§ To do
Reproduce all entries word for word.
### Information shown
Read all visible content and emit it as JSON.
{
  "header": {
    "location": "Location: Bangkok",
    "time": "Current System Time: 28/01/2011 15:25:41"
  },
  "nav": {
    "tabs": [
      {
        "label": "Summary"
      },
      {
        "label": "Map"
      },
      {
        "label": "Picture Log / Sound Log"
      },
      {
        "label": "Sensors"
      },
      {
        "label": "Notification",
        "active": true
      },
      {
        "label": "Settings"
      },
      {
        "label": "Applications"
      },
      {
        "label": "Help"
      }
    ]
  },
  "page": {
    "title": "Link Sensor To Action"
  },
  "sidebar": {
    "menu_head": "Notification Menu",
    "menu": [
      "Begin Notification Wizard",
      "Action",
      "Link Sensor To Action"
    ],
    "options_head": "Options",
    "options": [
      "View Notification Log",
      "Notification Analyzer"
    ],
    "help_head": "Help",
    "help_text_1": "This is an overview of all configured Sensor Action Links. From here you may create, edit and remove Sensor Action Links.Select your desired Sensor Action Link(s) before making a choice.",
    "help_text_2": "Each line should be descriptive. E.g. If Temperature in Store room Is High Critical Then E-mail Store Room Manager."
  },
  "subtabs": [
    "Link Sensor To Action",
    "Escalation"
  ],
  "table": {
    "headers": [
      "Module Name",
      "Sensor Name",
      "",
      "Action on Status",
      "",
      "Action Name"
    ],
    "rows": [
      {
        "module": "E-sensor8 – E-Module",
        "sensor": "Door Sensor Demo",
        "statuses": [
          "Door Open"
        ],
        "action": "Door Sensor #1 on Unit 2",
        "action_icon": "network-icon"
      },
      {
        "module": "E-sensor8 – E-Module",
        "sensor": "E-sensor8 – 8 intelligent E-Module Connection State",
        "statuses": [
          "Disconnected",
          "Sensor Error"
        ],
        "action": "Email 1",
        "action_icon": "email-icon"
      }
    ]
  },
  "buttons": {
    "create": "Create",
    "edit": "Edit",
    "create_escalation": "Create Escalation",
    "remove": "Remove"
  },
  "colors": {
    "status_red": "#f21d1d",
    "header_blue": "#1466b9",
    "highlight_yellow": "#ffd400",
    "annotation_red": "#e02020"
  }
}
######
§ Written response
Read all visible content and emit it as JSON.
{
  "header": {
    "location": "Location: Bangkok",
    "time": "Current System Time: 28/01/2011 15:25:41"
  },
  "nav": {
    "tabs": [
      {
        "label": "Summary"
      },
      {
        "label": "Map"
      },
      {
        "label": "Picture Log / Sound Log"
      },
      {
        "label": "Sensors"
      },
      {
        "label": "Notification",
        "active": true
      },
      {
        "label": "Settings"
      },
      {
        "label": "Applications"
      },
      {
        "label": "Help"
      }
    ]
  },
  "page": {
    "title": "Link Sensor To Action"
  },
  "sidebar": {
    "menu_head": "Notification Menu",
    "menu": [
      "Begin Notification Wizard",
      "Action",
      "Link Sensor To Action"
    ],
    "options_head": "Options",
    "options": [
      "View Notification Log",
      "Notification Analyzer"
    ],
    "help_head": "Help",
    "help_text_1": "This is an overview of all configured Sensor Action Links. From here you may create, edit and remove Sensor Action Links.Select your desired Sensor Action Link(s) before making a choice.",
    "help_text_2": "Each line should be descriptive. E.g. If Temperature in Store room Is High Critical Then E-mail Store Room Manager."
  },
  "subtabs": [
    "Link Sensor To Action",
    "Escalation"
  ],
  "table": {
    "headers": [
      "Module Name",
      "Sensor Name",
      "",
      "Action on Status",
      "",
      "Action Name"
    ],
    "rows": [
      {
        "module": "E-sensor8 – E-Module",
        "sensor": "Door Sensor Demo",
        "statuses": [
          "Door Open"
        ],
        "action": "Door Sensor #1 on Unit 2",
        "action_icon": "network-icon"
      },
      {
        "module": "E-sensor8 – E-Module",
        "sensor": "E-sensor8 – 8 intelligent E-Module Connection State",
        "statuses": [
          "Disconnected",
          "Sensor Error"
        ],
        "action": "Email 1",
        "action_icon": "email-icon"
      }
    ]
  },
  "buttons": {
    "create": "Create",
    "edit": "Edit",
    "create_escalation": "Create Escalation",
    "remove": "Remove"
  },
  "colors": {
    "status_red": "#f21d1d",
    "header_blue": "#1466b9",
    "highlight_yellow": "#ffd400",
    "annotation_red": "#e02020"
  }
}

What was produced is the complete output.